REQUIRED TASK — All lines in the data bearing the string "quota" should be identified and copied.

>> BEGIN GIVEN RECORDS

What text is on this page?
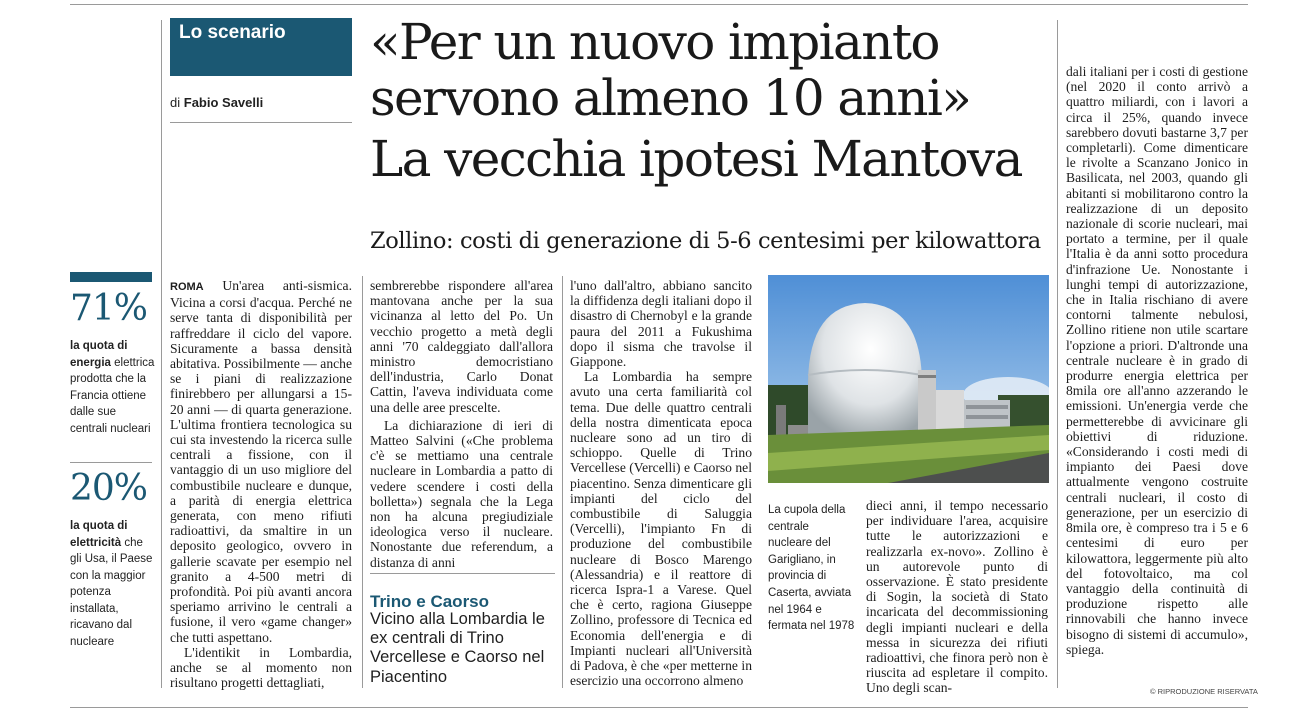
Lo scenario
di Fabio Savelli
«Per un nuovo impianto
servono almeno 10 anni»
La vecchia ipotesi Mantova
Zollino: costi di generazione di 5-6 centesimi per kilowattora
71%
la quota di energia elettrica prodotta che la Francia ottiene dalle sue centrali nucleari
20%
la quota di elettricità che gli Usa, il Paese con la maggior potenza installata, ricavano dal nucleare

ROMA Un'area anti-sismica. Vicina a corsi d'acqua. Perché ne serve tanta di disponibilità per raffreddare il ciclo del vapore. Sicuramente a bassa densità abitativa. Possibilmente — anche se i piani di realizzazione finirebbero per allungarsi a 15-20 anni — di quarta generazione. L'ultima frontiera tecnologica su cui sta investendo la ricerca sulle centrali a fissione, con il vantaggio di un uso migliore del combustibile nucleare e dunque, a parità di energia elettrica generata, con meno rifiuti radioattivi, da smaltire in un deposito geologico, ovvero in gallerie scavate per esempio nel granito a 4-500 metri di profondità. Poi più avanti ancora speriamo arrivino le centrali a fusione, il vero «game changer» che tutti aspettano.

L'identikit in Lombardia, anche se al momento non risultano progetti dettagliati,

sembrerebbe rispondere all'area mantovana anche per la sua vicinanza al letto del Po. Un vecchio progetto a metà degli anni '70 caldeggiato dall'allora ministro democristiano dell'industria, Carlo Donat Cattin, l'aveva individuata come una delle aree prescelte.

La dichiarazione di ieri di Matteo Salvini («Che problema c'è se mettiamo una centrale nucleare in Lombardia a patto di vedere scendere i costi della bolletta») segnala che la Lega non ha alcuna pregiudiziale ideologica verso il nucleare. Nonostante due referendum, a distanza di anni

Trino e Caorso
Vicino alla Lombardia le ex centrali di Trino Vercellese e Caorso nel Piacentino

l'uno dall'altro, abbiano sancito la diffidenza degli italiani dopo il disastro di Chernobyl e la grande paura del 2011 a Fukushima dopo il sisma che travolse il Giappone.

La Lombardia ha sempre avuto una certa familiarità col tema. Due delle quattro centrali della nostra dimenticata epoca nucleare sono ad un tiro di schioppo. Quelle di Trino Vercellese (Vercelli) e Caorso nel piacentino. Senza dimenticare gli impianti del ciclo del combustibile di Saluggia (Vercelli), l'impianto Fn di produzione del combustibile nucleare di Bosco Marengo (Alessandria) e il reattore di ricerca Ispra-1 a Varese. Quel che è certo, ragiona Giuseppe Zollino, professore di Tecnica ed Economia dell'energia e di Impianti nucleari all'Università di Padova, è che «per metterne in esercizio una occorrono almeno

La cupola della centrale nucleare del Garigliano, in provincia di Caserta, avviata nel 1964 e fermata nel 1978

dieci anni, il tempo necessario per individuare l'area, acquisire tutte le autorizzazioni e realizzarla ex-novo». Zollino è un autorevole punto di osservazione. È stato presidente di Sogin, la società di Stato incaricata del decommissioning degli impianti nucleari e della messa in sicurezza dei rifiuti radioattivi, che finora però non è riuscita ad espletare il compito. Uno degli scan-

dali italiani per i costi di gestione (nel 2020 il conto arrivò a quattro miliardi, con i lavori a circa il 25%, quando invece sarebbero dovuti bastarne 3,7 per completarli). Come dimenticare le rivolte a Scanzano Jonico in Basilicata, nel 2003, quando gli abitanti si mobilitarono contro la realizzazione di un deposito nazionale di scorie nucleari, mai portato a termine, per il quale l'Italia è da anni sotto procedura d'infrazione Ue. Nonostante i lunghi tempi di autorizzazione, che in Italia rischiano di avere contorni talmente nebulosi, Zollino ritiene non utile scartare l'opzione a priori. D'altronde una centrale nucleare è in grado di produrre energia elettrica per 8mila ore all'anno azzerando le emissioni. Un'energia verde che permetterebbe di avvicinare gli obiettivi di riduzione. «Considerando i costi medi di impianto dei Paesi dove attualmente vengono costruite centrali nucleari, il costo di generazione, per un esercizio di 8mila ore, è compreso tra i 5 e 6 centesimi di euro per kilowattora, leggermente più alto del fotovoltaico, ma col vantaggio della continuità di produzione rispetto alle rinnovabili che hanno invece bisogno di sistemi di accumulo», spiega.

© RIPRODUZIONE RISERVATA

>> END GIVEN RECORDS

EXERCISE RESPONSE —
la quota di energia elettrica prodotta che la Francia ottiene dalle sue centrali nucleari
la quota di elettricità che gli Usa, il Paese con la maggior potenza installata, ricavano dal nucleare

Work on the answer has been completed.